DATA LISTING:
* * * * * * * * *
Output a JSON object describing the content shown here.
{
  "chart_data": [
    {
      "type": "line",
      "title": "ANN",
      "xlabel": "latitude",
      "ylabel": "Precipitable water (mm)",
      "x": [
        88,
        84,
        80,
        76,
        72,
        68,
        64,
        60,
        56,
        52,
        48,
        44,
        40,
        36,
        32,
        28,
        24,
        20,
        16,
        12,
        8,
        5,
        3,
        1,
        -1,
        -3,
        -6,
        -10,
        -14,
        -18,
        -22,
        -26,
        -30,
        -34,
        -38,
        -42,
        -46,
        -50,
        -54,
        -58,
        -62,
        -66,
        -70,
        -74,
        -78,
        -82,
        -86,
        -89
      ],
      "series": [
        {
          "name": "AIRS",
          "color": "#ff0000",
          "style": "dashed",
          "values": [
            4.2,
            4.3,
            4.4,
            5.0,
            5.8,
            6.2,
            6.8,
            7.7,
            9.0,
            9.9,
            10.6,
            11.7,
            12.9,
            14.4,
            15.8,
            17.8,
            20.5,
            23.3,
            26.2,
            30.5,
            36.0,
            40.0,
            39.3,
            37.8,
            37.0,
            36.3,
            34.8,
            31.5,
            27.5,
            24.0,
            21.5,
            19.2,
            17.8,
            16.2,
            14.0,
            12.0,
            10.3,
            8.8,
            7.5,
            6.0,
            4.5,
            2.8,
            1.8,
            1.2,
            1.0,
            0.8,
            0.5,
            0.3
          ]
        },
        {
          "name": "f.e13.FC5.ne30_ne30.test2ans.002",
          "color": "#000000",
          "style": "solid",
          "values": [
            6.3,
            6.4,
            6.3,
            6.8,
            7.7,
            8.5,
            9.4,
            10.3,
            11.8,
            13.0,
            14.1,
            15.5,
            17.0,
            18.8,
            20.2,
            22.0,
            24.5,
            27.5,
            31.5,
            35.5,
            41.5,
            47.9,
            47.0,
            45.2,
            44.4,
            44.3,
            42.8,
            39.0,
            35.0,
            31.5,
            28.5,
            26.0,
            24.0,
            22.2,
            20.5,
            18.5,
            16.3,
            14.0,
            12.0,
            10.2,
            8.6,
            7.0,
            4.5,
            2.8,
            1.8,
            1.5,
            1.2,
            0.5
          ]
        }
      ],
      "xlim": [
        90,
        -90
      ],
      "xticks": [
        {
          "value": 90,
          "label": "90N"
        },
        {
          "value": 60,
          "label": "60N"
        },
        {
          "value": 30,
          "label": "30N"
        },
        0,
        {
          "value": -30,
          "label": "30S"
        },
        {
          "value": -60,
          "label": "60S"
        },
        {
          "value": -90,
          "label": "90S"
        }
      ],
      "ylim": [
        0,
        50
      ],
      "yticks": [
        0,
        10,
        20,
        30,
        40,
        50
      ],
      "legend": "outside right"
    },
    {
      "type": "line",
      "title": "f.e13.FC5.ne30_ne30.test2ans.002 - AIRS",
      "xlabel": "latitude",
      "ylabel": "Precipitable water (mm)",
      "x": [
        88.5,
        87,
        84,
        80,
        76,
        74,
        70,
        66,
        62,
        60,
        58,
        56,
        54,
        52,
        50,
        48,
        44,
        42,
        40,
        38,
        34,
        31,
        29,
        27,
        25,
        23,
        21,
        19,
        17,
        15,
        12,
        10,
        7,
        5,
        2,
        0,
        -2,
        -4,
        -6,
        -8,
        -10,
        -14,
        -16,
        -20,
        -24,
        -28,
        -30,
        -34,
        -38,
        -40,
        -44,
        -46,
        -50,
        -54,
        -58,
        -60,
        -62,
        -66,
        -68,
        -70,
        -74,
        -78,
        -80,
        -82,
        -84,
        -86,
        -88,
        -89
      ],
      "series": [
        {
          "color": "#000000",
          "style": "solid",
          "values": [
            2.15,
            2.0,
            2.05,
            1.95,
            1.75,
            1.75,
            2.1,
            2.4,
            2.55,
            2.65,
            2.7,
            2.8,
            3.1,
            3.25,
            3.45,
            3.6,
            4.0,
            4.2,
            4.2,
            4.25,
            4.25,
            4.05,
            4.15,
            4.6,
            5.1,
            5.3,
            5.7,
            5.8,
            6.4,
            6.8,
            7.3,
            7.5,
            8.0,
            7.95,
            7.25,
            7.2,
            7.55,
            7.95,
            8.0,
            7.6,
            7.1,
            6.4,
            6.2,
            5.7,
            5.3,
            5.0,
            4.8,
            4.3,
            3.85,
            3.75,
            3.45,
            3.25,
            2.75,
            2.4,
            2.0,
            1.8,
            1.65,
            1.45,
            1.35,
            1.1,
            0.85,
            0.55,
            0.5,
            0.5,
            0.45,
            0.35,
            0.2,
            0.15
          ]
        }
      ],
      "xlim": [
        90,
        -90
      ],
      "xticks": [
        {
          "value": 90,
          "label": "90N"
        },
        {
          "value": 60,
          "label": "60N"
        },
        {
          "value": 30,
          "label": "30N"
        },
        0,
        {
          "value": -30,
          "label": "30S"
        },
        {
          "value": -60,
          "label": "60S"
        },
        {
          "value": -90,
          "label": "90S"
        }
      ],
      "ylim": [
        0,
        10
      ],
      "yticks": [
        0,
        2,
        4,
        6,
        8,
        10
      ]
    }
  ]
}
* * * * * * * * *
PROBLEM REQUIREMENTS: Transcribe every record above exactly as it appears.

RESULT OF THE TASK:
Output a JSON object describing the content shown here.
{
  "chart_data": [
    {
      "type": "line",
      "title": "ANN",
      "xlabel": "latitude",
      "ylabel": "Precipitable water (mm)",
      "x": [
        88,
        84,
        80,
        76,
        72,
        68,
        64,
        60,
        56,
        52,
        48,
        44,
        40,
        36,
        32,
        28,
        24,
        20,
        16,
        12,
        8,
        5,
        3,
        1,
        -1,
        -3,
        -6,
        -10,
        -14,
        -18,
        -22,
        -26,
        -30,
        -34,
        -38,
        -42,
        -46,
        -50,
        -54,
        -58,
        -62,
        -66,
        -70,
        -74,
        -78,
        -82,
        -86,
        -89
      ],
      "series": [
        {
          "name": "AIRS",
          "color": "#ff0000",
          "style": "dashed",
          "values": [
            4.2,
            4.3,
            4.4,
            5.0,
            5.8,
            6.2,
            6.8,
            7.7,
            9.0,
            9.9,
            10.6,
            11.7,
            12.9,
            14.4,
            15.8,
            17.8,
            20.5,
            23.3,
            26.2,
            30.5,
            36.0,
            40.0,
            39.3,
            37.8,
            37.0,
            36.3,
            34.8,
            31.5,
            27.5,
            24.0,
            21.5,
            19.2,
            17.8,
            16.2,
            14.0,
            12.0,
            10.3,
            8.8,
            7.5,
            6.0,
            4.5,
            2.8,
            1.8,
            1.2,
            1.0,
            0.8,
            0.5,
            0.3
          ]
        },
        {
          "name": "f.e13.FC5.ne30_ne30.test2ans.002",
          "color": "#000000",
          "style": "solid",
          "values": [
            6.3,
            6.4,
            6.3,
            6.8,
            7.7,
            8.5,
            9.4,
            10.3,
            11.8,
            13.0,
            14.1,
            15.5,
            17.0,
            18.8,
            20.2,
            22.0,
            24.5,
            27.5,
            31.5,
            35.5,
            41.5,
            47.9,
            47.0,
            45.2,
            44.4,
            44.3,
            42.8,
            39.0,
            35.0,
            31.5,
            28.5,
            26.0,
            24.0,
            22.2,
            20.5,
            18.5,
            16.3,
            14.0,
            12.0,
            10.2,
            8.6,
            7.0,
            4.5,
            2.8,
            1.8,
            1.5,
            1.2,
            0.5
          ]
        }
      ],
      "xlim": [
        90,
        -90
      ],
      "xticks": [
        {
          "value": 90,
          "label": "90N"
        },
        {
          "value": 60,
          "label": "60N"
        },
        {
          "value": 30,
          "label": "30N"
        },
        0,
        {
          "value": -30,
          "label": "30S"
        },
        {
          "value": -60,
          "label": "60S"
        },
        {
          "value": -90,
          "label": "90S"
        }
      ],
      "ylim": [
        0,
        50
      ],
      "yticks": [
        0,
        10,
        20,
        30,
        40,
        50
      ],
      "legend": "outside right"
    },
    {
      "type": "line",
      "title": "f.e13.FC5.ne30_ne30.test2ans.002 - AIRS",
      "xlabel": "latitude",
      "ylabel": "Precipitable water (mm)",
      "x": [
        88.5,
        87,
        84,
        80,
        76,
        74,
        70,
        66,
        62,
        60,
        58,
        56,
        54,
        52,
        50,
        48,
        44,
        42,
        40,
        38,
        34,
        31,
        29,
        27,
        25,
        23,
        21,
        19,
        17,
        15,
        12,
        10,
        7,
        5,
        2,
        0,
        -2,
        -4,
        -6,
        -8,
        -10,
        -14,
        -16,
        -20,
        -24,
        -28,
        -30,
        -34,
        -38,
        -40,
        -44,
        -46,
        -50,
        -54,
        -58,
        -60,
        -62,
        -66,
        -68,
        -70,
        -74,
        -78,
        -80,
        -82,
        -84,
        -86,
        -88,
        -89
      ],
      "series": [
        {
          "color": "#000000",
          "style": "solid",
          "values": [
            2.15,
            2.0,
            2.05,
            1.95,
            1.75,
            1.75,
            2.1,
            2.4,
            2.55,
            2.65,
            2.7,
            2.8,
            3.1,
            3.25,
            3.45,
            3.6,
            4.0,
            4.2,
            4.2,
            4.25,
            4.25,
            4.05,
            4.15,
            4.6,
            5.1,
            5.3,
            5.7,
            5.8,
            6.4,
            6.8,
            7.3,
            7.5,
            8.0,
            7.95,
            7.25,
            7.2,
            7.55,
            7.95,
            8.0,
            7.6,
            7.1,
            6.4,
            6.2,
            5.7,
            5.3,
            5.0,
            4.8,
            4.3,
            3.85,
            3.75,
            3.45,
            3.25,
            2.75,
            2.4,
            2.0,
            1.8,
            1.65,
            1.45,
            1.35,
            1.1,
            0.85,
            0.55,
            0.5,
            0.5,
            0.45,
            0.35,
            0.2,
            0.15
          ]
        }
      ],
      "xlim": [
        90,
        -90
      ],
      "xticks": [
        {
          "value": 90,
          "label": "90N"
        },
        {
          "value": 60,
          "label": "60N"
        },
        {
          "value": 30,
          "label": "30N"
        },
        0,
        {
          "value": -30,
          "label": "30S"
        },
        {
          "value": -60,
          "label": "60S"
        },
        {
          "value": -90,
          "label": "90S"
        }
      ],
      "ylim": [
        0,
        10
      ],
      "yticks": [
        0,
        2,
        4,
        6,
        8,
        10
      ]
    }
  ]
}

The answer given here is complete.